Exercise
Count every line that holds the string "Selected", then give that number alone.

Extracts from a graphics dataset
########################################

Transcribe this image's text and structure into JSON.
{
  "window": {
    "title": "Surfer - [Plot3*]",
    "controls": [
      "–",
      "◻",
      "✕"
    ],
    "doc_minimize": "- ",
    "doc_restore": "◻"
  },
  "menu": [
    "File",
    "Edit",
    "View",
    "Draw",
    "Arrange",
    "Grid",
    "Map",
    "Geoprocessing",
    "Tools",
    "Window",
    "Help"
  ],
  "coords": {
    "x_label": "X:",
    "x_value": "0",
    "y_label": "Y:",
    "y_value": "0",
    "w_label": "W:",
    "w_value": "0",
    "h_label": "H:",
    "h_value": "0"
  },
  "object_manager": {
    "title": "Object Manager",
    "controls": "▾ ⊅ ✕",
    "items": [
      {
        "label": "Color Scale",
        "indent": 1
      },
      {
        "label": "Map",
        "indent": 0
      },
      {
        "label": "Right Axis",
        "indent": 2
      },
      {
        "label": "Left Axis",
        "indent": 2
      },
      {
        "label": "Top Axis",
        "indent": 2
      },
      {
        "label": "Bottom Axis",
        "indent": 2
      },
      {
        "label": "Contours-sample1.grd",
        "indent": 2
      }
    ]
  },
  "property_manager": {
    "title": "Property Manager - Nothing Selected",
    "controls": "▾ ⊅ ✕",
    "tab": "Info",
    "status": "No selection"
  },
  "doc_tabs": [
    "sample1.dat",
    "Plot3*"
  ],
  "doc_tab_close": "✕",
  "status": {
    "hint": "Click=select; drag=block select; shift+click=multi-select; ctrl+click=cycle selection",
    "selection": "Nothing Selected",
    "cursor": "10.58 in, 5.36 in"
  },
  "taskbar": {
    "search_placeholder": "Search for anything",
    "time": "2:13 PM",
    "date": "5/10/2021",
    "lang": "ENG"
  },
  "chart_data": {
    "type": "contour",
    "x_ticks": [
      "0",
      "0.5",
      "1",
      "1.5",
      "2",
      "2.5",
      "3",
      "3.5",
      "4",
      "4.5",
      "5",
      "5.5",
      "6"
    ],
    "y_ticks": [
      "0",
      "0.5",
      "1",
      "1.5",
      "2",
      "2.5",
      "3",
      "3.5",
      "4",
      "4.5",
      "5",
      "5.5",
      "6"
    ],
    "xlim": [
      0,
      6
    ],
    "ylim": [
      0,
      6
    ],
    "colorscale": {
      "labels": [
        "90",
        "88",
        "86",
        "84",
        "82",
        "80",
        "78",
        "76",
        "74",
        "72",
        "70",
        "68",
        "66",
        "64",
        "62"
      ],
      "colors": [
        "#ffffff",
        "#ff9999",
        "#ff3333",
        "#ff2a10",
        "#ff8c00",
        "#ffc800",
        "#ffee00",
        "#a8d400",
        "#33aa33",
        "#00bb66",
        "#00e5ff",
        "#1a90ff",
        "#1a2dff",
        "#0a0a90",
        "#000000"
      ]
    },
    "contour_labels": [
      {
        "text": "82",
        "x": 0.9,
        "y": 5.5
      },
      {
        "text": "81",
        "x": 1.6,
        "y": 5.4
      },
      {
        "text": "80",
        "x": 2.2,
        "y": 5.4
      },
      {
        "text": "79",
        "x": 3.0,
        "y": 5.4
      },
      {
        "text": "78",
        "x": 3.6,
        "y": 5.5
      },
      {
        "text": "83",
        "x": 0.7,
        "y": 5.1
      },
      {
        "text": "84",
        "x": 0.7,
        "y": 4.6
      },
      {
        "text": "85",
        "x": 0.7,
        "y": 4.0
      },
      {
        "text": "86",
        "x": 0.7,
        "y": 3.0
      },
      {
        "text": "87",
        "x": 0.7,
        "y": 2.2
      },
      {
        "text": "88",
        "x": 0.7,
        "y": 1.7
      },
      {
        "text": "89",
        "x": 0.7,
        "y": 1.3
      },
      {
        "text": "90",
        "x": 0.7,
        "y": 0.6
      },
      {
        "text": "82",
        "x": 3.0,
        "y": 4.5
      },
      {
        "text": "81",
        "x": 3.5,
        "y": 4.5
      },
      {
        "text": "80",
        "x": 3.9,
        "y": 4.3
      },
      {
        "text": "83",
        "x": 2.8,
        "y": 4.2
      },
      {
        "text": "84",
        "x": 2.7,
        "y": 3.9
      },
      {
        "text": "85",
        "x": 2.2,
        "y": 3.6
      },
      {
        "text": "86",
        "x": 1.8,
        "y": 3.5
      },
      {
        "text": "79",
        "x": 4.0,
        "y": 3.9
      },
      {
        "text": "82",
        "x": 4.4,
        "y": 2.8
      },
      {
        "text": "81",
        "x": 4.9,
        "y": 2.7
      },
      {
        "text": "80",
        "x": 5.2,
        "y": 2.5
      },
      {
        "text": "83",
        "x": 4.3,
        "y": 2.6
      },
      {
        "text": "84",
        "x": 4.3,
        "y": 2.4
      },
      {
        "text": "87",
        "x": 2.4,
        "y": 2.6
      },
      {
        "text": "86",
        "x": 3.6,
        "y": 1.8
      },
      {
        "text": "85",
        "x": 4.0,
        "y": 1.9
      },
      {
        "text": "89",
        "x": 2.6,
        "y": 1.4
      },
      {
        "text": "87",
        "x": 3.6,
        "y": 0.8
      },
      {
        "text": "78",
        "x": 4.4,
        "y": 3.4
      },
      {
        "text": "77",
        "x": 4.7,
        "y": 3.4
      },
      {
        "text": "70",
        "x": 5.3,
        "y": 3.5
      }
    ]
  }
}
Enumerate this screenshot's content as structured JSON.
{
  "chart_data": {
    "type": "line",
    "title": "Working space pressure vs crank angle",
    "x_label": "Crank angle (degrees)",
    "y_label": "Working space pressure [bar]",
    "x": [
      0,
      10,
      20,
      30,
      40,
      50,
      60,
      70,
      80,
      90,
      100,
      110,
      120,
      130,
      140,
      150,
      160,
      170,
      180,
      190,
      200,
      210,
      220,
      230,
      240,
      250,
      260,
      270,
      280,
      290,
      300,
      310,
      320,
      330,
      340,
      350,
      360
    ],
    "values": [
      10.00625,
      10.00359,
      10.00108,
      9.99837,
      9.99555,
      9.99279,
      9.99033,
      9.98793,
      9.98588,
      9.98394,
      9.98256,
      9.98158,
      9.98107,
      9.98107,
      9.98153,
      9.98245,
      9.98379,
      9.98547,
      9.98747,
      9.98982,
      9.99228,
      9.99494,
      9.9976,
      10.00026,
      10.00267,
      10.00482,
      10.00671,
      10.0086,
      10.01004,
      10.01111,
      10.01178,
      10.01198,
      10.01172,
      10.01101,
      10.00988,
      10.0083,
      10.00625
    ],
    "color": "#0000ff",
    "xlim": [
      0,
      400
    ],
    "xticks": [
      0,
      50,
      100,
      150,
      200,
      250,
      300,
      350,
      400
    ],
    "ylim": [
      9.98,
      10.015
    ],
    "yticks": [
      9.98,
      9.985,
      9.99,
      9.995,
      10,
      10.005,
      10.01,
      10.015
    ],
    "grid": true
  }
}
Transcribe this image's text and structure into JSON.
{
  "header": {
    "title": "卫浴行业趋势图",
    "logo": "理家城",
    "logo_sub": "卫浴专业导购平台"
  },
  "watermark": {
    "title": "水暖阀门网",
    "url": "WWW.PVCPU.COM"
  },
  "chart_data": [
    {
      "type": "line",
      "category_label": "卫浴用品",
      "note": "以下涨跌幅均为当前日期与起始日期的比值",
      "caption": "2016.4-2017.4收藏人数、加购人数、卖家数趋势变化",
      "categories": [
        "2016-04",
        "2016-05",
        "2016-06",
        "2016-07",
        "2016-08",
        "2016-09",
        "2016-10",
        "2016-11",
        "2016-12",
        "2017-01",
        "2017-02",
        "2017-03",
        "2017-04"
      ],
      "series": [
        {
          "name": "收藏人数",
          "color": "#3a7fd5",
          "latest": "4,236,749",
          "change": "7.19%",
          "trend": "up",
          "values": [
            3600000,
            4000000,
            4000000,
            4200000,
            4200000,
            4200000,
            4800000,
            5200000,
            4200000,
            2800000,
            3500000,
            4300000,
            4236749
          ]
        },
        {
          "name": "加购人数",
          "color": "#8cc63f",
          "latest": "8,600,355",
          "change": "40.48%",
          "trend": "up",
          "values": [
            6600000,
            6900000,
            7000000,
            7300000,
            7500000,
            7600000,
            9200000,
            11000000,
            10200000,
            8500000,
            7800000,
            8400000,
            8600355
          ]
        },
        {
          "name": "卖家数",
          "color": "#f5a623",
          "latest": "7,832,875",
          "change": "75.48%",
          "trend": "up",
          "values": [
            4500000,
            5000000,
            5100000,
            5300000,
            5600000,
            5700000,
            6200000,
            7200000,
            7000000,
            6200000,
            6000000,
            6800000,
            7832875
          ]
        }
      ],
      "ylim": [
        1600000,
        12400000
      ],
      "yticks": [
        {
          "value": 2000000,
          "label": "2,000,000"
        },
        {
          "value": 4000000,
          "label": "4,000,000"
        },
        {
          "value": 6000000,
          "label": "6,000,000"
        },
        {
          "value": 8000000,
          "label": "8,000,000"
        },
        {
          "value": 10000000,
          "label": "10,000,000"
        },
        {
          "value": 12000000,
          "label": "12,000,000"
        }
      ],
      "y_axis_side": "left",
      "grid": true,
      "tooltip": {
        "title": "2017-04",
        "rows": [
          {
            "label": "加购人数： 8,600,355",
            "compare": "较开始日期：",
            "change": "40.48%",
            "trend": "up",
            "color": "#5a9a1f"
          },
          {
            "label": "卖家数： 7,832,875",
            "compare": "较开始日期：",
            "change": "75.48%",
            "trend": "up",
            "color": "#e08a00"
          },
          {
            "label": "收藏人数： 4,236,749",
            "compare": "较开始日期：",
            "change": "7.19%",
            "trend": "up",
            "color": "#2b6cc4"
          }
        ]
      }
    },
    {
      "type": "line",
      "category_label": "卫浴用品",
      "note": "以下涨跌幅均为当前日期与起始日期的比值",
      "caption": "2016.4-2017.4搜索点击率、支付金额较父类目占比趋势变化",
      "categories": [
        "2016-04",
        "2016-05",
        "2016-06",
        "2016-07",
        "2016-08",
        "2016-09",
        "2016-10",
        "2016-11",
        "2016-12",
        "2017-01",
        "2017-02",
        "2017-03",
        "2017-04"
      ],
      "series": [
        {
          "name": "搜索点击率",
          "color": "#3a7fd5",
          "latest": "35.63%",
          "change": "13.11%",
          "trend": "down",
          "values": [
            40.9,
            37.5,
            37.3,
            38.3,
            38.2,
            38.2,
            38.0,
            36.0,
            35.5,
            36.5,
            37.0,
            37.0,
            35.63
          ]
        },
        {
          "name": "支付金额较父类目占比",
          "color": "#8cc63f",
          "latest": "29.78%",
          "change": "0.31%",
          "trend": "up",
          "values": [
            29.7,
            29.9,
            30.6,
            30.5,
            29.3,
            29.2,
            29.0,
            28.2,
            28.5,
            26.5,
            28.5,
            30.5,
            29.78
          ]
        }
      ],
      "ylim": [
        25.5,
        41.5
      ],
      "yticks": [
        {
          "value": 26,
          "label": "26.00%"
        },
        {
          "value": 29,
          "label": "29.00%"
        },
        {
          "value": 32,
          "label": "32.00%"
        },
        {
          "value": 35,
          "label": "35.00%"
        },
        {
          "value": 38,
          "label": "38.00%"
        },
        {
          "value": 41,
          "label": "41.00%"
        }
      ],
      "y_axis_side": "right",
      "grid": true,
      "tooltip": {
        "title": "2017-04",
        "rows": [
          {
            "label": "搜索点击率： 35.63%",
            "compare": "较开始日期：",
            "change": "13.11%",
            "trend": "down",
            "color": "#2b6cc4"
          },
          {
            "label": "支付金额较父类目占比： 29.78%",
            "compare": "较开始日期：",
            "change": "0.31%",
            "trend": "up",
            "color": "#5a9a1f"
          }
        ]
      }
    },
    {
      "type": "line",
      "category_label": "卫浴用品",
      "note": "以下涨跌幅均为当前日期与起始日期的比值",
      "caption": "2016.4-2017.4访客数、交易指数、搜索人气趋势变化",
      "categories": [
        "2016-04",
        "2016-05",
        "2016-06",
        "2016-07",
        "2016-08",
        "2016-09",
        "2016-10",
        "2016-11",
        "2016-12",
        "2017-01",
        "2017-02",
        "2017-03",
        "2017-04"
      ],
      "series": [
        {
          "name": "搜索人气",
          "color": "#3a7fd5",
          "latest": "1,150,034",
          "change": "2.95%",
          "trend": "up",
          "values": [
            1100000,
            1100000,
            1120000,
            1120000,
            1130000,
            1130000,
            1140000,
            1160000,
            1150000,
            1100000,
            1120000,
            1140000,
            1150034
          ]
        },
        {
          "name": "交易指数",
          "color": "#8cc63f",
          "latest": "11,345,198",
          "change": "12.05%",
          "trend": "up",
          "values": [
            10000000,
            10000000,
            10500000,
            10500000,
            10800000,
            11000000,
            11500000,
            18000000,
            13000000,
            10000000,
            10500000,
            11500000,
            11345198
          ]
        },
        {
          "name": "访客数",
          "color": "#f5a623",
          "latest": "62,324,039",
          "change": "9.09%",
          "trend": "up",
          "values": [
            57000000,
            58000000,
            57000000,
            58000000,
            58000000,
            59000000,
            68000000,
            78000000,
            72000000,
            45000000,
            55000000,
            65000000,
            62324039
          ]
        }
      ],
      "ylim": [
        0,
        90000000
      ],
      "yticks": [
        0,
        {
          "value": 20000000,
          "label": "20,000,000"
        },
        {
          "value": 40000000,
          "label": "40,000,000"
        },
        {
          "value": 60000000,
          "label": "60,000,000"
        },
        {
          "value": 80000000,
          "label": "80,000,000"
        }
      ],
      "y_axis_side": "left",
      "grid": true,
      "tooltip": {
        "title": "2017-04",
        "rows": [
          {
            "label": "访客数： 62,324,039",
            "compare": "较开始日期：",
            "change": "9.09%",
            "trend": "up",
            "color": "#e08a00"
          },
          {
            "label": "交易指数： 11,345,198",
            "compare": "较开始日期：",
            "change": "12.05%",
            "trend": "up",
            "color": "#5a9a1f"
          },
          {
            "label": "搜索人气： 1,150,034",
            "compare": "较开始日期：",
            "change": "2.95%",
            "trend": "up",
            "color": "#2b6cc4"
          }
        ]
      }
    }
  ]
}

########################################

Response for this exercise
2